Stated task — Wherever the string "speaking" occurs in a line of these records, report that line.

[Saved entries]

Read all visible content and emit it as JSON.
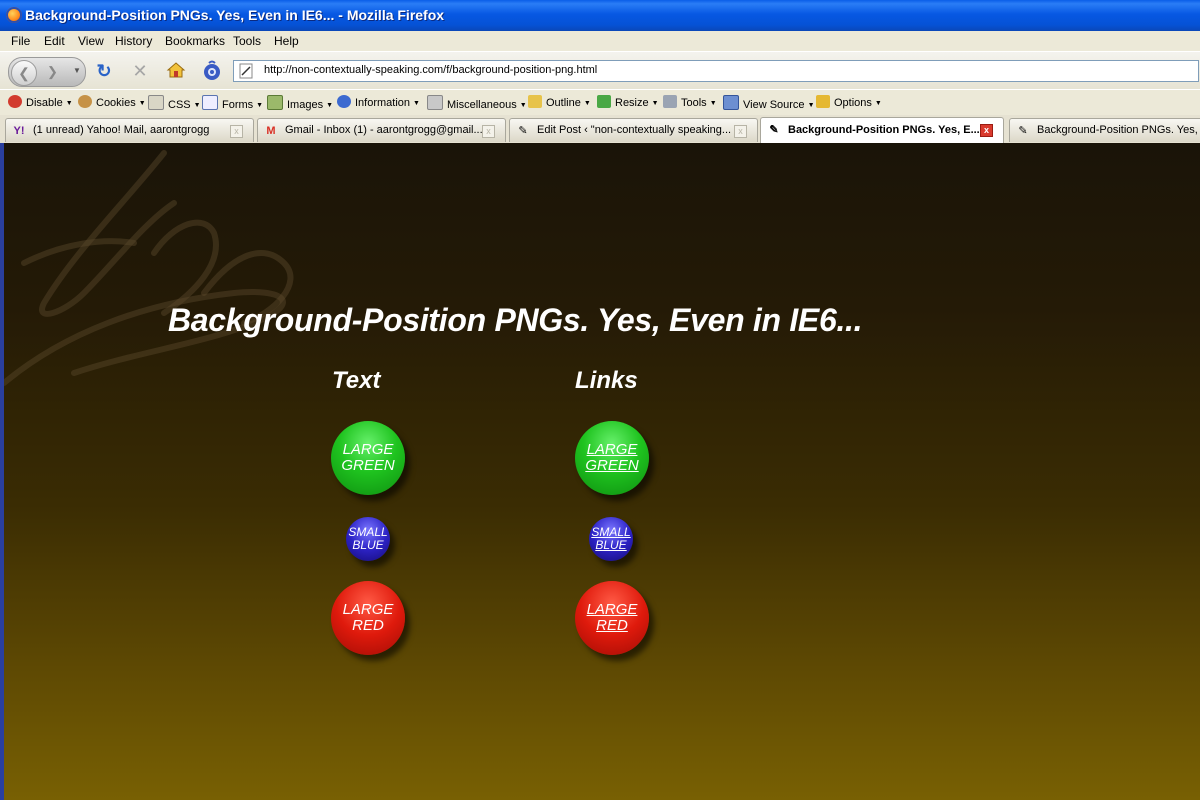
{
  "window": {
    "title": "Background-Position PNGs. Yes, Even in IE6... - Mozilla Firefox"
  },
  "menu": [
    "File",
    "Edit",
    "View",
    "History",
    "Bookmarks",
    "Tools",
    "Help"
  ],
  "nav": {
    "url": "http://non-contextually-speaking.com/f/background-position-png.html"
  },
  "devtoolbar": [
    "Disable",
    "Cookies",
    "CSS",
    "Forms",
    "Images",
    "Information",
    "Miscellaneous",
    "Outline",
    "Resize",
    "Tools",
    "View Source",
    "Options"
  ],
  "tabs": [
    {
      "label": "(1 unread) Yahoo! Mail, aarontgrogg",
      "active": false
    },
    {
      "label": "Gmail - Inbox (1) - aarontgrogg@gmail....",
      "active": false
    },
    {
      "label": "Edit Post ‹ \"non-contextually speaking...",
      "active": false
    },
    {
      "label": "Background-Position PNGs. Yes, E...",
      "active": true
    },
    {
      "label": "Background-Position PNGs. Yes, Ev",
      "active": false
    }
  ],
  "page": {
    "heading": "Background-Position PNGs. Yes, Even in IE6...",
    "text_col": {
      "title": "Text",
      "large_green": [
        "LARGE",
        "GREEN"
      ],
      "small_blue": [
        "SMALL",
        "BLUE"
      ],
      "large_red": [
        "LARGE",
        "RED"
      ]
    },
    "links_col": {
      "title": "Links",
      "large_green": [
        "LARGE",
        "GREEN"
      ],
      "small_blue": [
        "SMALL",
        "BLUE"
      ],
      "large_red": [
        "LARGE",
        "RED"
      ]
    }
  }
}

Solution for this task —
    "url": "http://non-contextually-speaking.com/f/background-position-png.html"
      "label": "Edit Post ‹ \"non-contextually speaking...",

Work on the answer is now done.